Stored data entries

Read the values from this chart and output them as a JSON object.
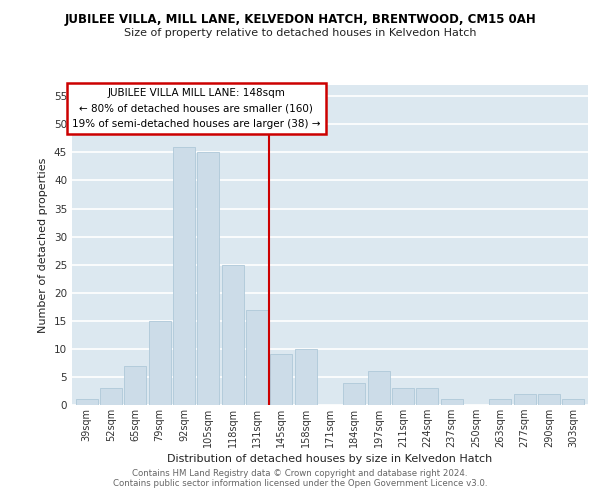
{
  "title": "JUBILEE VILLA, MILL LANE, KELVEDON HATCH, BRENTWOOD, CM15 0AH",
  "subtitle": "Size of property relative to detached houses in Kelvedon Hatch",
  "xlabel": "Distribution of detached houses by size in Kelvedon Hatch",
  "ylabel": "Number of detached properties",
  "bar_labels": [
    "39sqm",
    "52sqm",
    "65sqm",
    "79sqm",
    "92sqm",
    "105sqm",
    "118sqm",
    "131sqm",
    "145sqm",
    "158sqm",
    "171sqm",
    "184sqm",
    "197sqm",
    "211sqm",
    "224sqm",
    "237sqm",
    "250sqm",
    "263sqm",
    "277sqm",
    "290sqm",
    "303sqm"
  ],
  "bar_values": [
    1,
    3,
    7,
    15,
    46,
    45,
    25,
    17,
    9,
    10,
    0,
    4,
    6,
    3,
    3,
    1,
    0,
    1,
    2,
    2,
    1
  ],
  "bar_color": "#ccdce8",
  "bar_edge_color": "#aec8d8",
  "property_line_label": "JUBILEE VILLA MILL LANE: 148sqm",
  "annotation_line1": "← 80% of detached houses are smaller (160)",
  "annotation_line2": "19% of semi-detached houses are larger (38) →",
  "ylim": [
    0,
    57
  ],
  "yticks": [
    0,
    5,
    10,
    15,
    20,
    25,
    30,
    35,
    40,
    45,
    50,
    55
  ],
  "bg_color": "#ffffff",
  "plot_bg_color": "#dce8f0",
  "grid_color": "#ffffff",
  "footer1": "Contains HM Land Registry data © Crown copyright and database right 2024.",
  "footer2": "Contains public sector information licensed under the Open Government Licence v3.0."
}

> [Objective] Take every line containing the word "MILL" and copy it.

> [Task result]
  "title": "JUBILEE VILLA, MILL LANE, KELVEDON HATCH, BRENTWOOD, CM15 0AH",
  "property_line_label": "JUBILEE VILLA MILL LANE: 148sqm",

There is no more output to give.